Dataset items
###
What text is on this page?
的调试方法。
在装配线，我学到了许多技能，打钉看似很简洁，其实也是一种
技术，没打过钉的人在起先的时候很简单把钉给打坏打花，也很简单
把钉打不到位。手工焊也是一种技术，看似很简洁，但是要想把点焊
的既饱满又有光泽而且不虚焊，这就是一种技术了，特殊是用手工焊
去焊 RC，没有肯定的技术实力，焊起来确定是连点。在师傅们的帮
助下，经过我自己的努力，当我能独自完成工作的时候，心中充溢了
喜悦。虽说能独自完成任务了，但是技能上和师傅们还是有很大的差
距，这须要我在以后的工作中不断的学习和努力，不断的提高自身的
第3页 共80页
###
→ **Exercise prompt**: Copy out all of the lines above exactly.

→ **Solution for this task**:
What text is on this page?
的调试方法。
在装配线，我学到了许多技能，打钉看似很简洁，其实也是一种
技术，没打过钉的人在起先的时候很简单把钉给打坏打花，也很简单
把钉打不到位。手工焊也是一种技术，看似很简洁，但是要想把点焊
的既饱满又有光泽而且不虚焊，这就是一种技术了，特殊是用手工焊
去焊 RC，没有肯定的技术实力，焊起来确定是连点。在师傅们的帮
助下，经过我自己的努力，当我能独自完成工作的时候，心中充溢了
喜悦。虽说能独自完成任务了，但是技能上和师傅们还是有很大的差
距，这须要我在以后的工作中不断的学习和努力，不断的提高自身的
第3页 共80页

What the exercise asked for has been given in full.